Records from a collection of figures

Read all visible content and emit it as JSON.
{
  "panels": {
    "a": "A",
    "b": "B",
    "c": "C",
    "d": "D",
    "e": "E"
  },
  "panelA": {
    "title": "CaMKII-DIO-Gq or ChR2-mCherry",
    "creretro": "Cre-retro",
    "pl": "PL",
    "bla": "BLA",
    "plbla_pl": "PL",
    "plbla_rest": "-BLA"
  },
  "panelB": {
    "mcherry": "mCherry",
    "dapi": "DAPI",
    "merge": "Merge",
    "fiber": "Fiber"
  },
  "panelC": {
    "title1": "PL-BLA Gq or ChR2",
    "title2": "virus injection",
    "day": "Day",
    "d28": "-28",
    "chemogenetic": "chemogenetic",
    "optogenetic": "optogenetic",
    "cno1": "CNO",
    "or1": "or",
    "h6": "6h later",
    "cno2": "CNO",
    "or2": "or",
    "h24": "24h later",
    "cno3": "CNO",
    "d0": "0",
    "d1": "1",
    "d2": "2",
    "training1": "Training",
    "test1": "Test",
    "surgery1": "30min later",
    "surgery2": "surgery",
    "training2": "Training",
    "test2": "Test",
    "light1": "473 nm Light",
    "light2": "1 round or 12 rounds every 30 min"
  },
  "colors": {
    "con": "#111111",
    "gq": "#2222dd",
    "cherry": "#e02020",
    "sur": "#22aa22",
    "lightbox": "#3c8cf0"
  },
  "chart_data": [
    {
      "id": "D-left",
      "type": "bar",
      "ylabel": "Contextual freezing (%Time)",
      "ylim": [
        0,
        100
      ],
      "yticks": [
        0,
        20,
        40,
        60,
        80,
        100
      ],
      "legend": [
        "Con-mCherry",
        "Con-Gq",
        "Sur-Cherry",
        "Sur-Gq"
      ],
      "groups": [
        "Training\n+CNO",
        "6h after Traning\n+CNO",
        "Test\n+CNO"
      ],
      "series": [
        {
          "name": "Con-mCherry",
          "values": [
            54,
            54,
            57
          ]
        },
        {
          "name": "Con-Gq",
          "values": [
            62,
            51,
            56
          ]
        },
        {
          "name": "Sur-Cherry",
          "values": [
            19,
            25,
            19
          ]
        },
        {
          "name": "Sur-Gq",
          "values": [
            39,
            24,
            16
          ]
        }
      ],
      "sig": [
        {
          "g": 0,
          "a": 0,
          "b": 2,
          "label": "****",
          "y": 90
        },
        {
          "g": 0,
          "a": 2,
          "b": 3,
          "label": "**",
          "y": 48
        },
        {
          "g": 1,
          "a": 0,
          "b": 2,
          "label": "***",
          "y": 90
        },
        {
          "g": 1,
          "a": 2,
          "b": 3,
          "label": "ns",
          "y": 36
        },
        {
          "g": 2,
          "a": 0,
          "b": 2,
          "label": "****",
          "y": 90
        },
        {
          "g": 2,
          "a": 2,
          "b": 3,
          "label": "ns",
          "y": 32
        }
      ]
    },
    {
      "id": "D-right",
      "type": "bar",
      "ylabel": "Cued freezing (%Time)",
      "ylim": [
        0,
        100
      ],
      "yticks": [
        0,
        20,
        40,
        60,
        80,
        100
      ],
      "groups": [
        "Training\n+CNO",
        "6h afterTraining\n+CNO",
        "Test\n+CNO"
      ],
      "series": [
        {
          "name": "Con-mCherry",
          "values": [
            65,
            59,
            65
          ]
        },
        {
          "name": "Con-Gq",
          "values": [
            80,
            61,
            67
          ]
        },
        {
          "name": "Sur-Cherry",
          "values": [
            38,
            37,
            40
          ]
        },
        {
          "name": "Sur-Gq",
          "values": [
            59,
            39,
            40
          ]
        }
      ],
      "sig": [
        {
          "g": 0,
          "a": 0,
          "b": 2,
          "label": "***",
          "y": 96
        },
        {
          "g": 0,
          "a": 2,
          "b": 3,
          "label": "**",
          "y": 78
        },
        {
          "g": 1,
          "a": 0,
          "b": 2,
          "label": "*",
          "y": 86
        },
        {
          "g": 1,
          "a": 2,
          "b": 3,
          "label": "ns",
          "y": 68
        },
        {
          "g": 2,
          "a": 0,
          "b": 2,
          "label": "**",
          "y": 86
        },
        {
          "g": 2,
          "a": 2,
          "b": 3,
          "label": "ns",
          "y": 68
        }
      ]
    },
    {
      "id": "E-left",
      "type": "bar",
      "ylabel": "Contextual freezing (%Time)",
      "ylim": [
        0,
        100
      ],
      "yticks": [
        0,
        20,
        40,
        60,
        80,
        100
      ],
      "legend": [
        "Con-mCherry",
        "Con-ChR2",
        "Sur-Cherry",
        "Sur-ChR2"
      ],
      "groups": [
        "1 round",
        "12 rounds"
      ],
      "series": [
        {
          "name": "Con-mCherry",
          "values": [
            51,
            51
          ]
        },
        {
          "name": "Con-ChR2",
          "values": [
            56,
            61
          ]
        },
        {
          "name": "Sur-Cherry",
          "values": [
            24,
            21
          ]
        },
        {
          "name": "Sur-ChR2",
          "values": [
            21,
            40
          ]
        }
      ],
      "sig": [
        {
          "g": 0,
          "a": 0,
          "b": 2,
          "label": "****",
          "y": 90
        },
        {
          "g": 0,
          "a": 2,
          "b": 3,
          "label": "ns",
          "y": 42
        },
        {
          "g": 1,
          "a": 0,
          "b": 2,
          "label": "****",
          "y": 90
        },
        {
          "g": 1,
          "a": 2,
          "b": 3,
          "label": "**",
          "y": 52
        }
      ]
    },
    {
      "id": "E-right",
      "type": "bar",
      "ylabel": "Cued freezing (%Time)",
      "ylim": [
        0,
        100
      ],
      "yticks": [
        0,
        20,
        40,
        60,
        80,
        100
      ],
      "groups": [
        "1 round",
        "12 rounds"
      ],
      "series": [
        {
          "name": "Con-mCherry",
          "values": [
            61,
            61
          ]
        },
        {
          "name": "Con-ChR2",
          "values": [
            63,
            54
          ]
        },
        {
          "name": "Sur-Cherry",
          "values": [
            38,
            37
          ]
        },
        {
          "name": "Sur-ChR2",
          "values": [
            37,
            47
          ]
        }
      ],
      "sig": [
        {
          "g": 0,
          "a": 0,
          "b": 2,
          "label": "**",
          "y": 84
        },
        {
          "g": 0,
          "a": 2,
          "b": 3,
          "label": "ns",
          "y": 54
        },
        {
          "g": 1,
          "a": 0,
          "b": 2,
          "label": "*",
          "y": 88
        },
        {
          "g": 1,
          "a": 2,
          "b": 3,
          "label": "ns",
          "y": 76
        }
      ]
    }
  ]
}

# [What is expected]
In full and without changes, copy the entries above.

# [Result]
Read all visible content and emit it as JSON.
{
  "panels": {
    "a": "A",
    "b": "B",
    "c": "C",
    "d": "D",
    "e": "E"
  },
  "panelA": {
    "title": "CaMKII-DIO-Gq or ChR2-mCherry",
    "creretro": "Cre-retro",
    "pl": "PL",
    "bla": "BLA",
    "plbla_pl": "PL",
    "plbla_rest": "-BLA"
  },
  "panelB": {
    "mcherry": "mCherry",
    "dapi": "DAPI",
    "merge": "Merge",
    "fiber": "Fiber"
  },
  "panelC": {
    "title1": "PL-BLA Gq or ChR2",
    "title2": "virus injection",
    "day": "Day",
    "d28": "-28",
    "chemogenetic": "chemogenetic",
    "optogenetic": "optogenetic",
    "cno1": "CNO",
    "or1": "or",
    "h6": "6h later",
    "cno2": "CNO",
    "or2": "or",
    "h24": "24h later",
    "cno3": "CNO",
    "d0": "0",
    "d1": "1",
    "d2": "2",
    "training1": "Training",
    "test1": "Test",
    "surgery1": "30min later",
    "surgery2": "surgery",
    "training2": "Training",
    "test2": "Test",
    "light1": "473 nm Light",
    "light2": "1 round or 12 rounds every 30 min"
  },
  "colors": {
    "con": "#111111",
    "gq": "#2222dd",
    "cherry": "#e02020",
    "sur": "#22aa22",
    "lightbox": "#3c8cf0"
  },
  "chart_data": [
    {
      "id": "D-left",
      "type": "bar",
      "ylabel": "Contextual freezing (%Time)",
      "ylim": [
        0,
        100
      ],
      "yticks": [
        0,
        20,
        40,
        60,
        80,
        100
      ],
      "legend": [
        "Con-mCherry",
        "Con-Gq",
        "Sur-Cherry",
        "Sur-Gq"
      ],
      "groups": [
        "Training\n+CNO",
        "6h after Traning\n+CNO",
        "Test\n+CNO"
      ],
      "series": [
        {
          "name": "Con-mCherry",
          "values": [
            54,
            54,
            57
          ]
        },
        {
          "name": "Con-Gq",
          "values": [
            62,
            51,
            56
          ]
        },
        {
          "name": "Sur-Cherry",
          "values": [
            19,
            25,
            19
          ]
        },
        {
          "name": "Sur-Gq",
          "values": [
            39,
            24,
            16
          ]
        }
      ],
      "sig": [
        {
          "g": 0,
          "a": 0,
          "b": 2,
          "label": "****",
          "y": 90
        },
        {
          "g": 0,
          "a": 2,
          "b": 3,
          "label": "**",
          "y": 48
        },
        {
          "g": 1,
          "a": 0,
          "b": 2,
          "label": "***",
          "y": 90
        },
        {
          "g": 1,
          "a": 2,
          "b": 3,
          "label": "ns",
          "y": 36
        },
        {
          "g": 2,
          "a": 0,
          "b": 2,
          "label": "****",
          "y": 90
        },
        {
          "g": 2,
          "a": 2,
          "b": 3,
          "label": "ns",
          "y": 32
        }
      ]
    },
    {
      "id": "D-right",
      "type": "bar",
      "ylabel": "Cued freezing (%Time)",
      "ylim": [
        0,
        100
      ],
      "yticks": [
        0,
        20,
        40,
        60,
        80,
        100
      ],
      "groups": [
        "Training\n+CNO",
        "6h afterTraining\n+CNO",
        "Test\n+CNO"
      ],
      "series": [
        {
          "name": "Con-mCherry",
          "values": [
            65,
            59,
            65
          ]
        },
        {
          "name": "Con-Gq",
          "values": [
            80,
            61,
            67
          ]
        },
        {
          "name": "Sur-Cherry",
          "values": [
            38,
            37,
            40
          ]
        },
        {
          "name": "Sur-Gq",
          "values": [
            59,
            39,
            40
          ]
        }
      ],
      "sig": [
        {
          "g": 0,
          "a": 0,
          "b": 2,
          "label": "***",
          "y": 96
        },
        {
          "g": 0,
          "a": 2,
          "b": 3,
          "label": "**",
          "y": 78
        },
        {
          "g": 1,
          "a": 0,
          "b": 2,
          "label": "*",
          "y": 86
        },
        {
          "g": 1,
          "a": 2,
          "b": 3,
          "label": "ns",
          "y": 68
        },
        {
          "g": 2,
          "a": 0,
          "b": 2,
          "label": "**",
          "y": 86
        },
        {
          "g": 2,
          "a": 2,
          "b": 3,
          "label": "ns",
          "y": 68
        }
      ]
    },
    {
      "id": "E-left",
      "type": "bar",
      "ylabel": "Contextual freezing (%Time)",
      "ylim": [
        0,
        100
      ],
      "yticks": [
        0,
        20,
        40,
        60,
        80,
        100
      ],
      "legend": [
        "Con-mCherry",
        "Con-ChR2",
        "Sur-Cherry",
        "Sur-ChR2"
      ],
      "groups": [
        "1 round",
        "12 rounds"
      ],
      "series": [
        {
          "name": "Con-mCherry",
          "values": [
            51,
            51
          ]
        },
        {
          "name": "Con-ChR2",
          "values": [
            56,
            61
          ]
        },
        {
          "name": "Sur-Cherry",
          "values": [
            24,
            21
          ]
        },
        {
          "name": "Sur-ChR2",
          "values": [
            21,
            40
          ]
        }
      ],
      "sig": [
        {
          "g": 0,
          "a": 0,
          "b": 2,
          "label": "****",
          "y": 90
        },
        {
          "g": 0,
          "a": 2,
          "b": 3,
          "label": "ns",
          "y": 42
        },
        {
          "g": 1,
          "a": 0,
          "b": 2,
          "label": "****",
          "y": 90
        },
        {
          "g": 1,
          "a": 2,
          "b": 3,
          "label": "**",
          "y": 52
        }
      ]
    },
    {
      "id": "E-right",
      "type": "bar",
      "ylabel": "Cued freezing (%Time)",
      "ylim": [
        0,
        100
      ],
      "yticks": [
        0,
        20,
        40,
        60,
        80,
        100
      ],
      "groups": [
        "1 round",
        "12 rounds"
      ],
      "series": [
        {
          "name": "Con-mCherry",
          "values": [
            61,
            61
          ]
        },
        {
          "name": "Con-ChR2",
          "values": [
            63,
            54
          ]
        },
        {
          "name": "Sur-Cherry",
          "values": [
            38,
            37
          ]
        },
        {
          "name": "Sur-ChR2",
          "values": [
            37,
            47
          ]
        }
      ],
      "sig": [
        {
          "g": 0,
          "a": 0,
          "b": 2,
          "label": "**",
          "y": 84
        },
        {
          "g": 0,
          "a": 2,
          "b": 3,
          "label": "ns",
          "y": 54
        },
        {
          "g": 1,
          "a": 0,
          "b": 2,
          "label": "*",
          "y": 88
        },
        {
          "g": 1,
          "a": 2,
          "b": 3,
          "label": "ns",
          "y": 76
        }
      ]
    }
  ]
}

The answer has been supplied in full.